◆ **PROBLEM DETAILS**:
Reproduce all records exactly.

[Records]
-------
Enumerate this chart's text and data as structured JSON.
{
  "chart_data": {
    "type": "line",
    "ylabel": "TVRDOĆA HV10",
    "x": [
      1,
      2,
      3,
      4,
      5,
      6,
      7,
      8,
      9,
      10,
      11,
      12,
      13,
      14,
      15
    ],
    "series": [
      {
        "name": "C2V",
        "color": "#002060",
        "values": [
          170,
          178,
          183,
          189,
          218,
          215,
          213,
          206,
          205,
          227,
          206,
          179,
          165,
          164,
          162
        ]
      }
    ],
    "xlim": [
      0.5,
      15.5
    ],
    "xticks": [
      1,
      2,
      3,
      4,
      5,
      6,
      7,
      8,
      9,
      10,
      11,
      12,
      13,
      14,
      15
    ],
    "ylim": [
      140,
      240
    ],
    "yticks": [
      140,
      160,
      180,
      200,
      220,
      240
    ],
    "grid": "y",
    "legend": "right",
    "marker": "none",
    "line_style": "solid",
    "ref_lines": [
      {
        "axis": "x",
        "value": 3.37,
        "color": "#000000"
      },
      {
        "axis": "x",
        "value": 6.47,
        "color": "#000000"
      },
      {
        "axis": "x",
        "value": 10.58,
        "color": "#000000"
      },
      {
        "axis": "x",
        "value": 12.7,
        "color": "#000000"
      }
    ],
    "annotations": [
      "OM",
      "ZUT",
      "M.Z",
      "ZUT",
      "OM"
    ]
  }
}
-------
◆ **ANSWER TO THE PROBLEM**:
Enumerate this chart's text and data as structured JSON.
{
  "chart_data": {
    "type": "line",
    "ylabel": "TVRDOĆA HV10",
    "x": [
      1,
      2,
      3,
      4,
      5,
      6,
      7,
      8,
      9,
      10,
      11,
      12,
      13,
      14,
      15
    ],
    "series": [
      {
        "name": "C2V",
        "color": "#002060",
        "values": [
          170,
          178,
          183,
          189,
          218,
          215,
          213,
          206,
          205,
          227,
          206,
          179,
          165,
          164,
          162
        ]
      }
    ],
    "xlim": [
      0.5,
      15.5
    ],
    "xticks": [
      1,
      2,
      3,
      4,
      5,
      6,
      7,
      8,
      9,
      10,
      11,
      12,
      13,
      14,
      15
    ],
    "ylim": [
      140,
      240
    ],
    "yticks": [
      140,
      160,
      180,
      200,
      220,
      240
    ],
    "grid": "y",
    "legend": "right",
    "marker": "none",
    "line_style": "solid",
    "ref_lines": [
      {
        "axis": "x",
        "value": 3.37,
        "color": "#000000"
      },
      {
        "axis": "x",
        "value": 6.47,
        "color": "#000000"
      },
      {
        "axis": "x",
        "value": 10.58,
        "color": "#000000"
      },
      {
        "axis": "x",
        "value": 12.7,
        "color": "#000000"
      }
    ],
    "annotations": [
      "OM",
      "ZUT",
      "M.Z",
      "ZUT",
      "OM"
    ]
  }
}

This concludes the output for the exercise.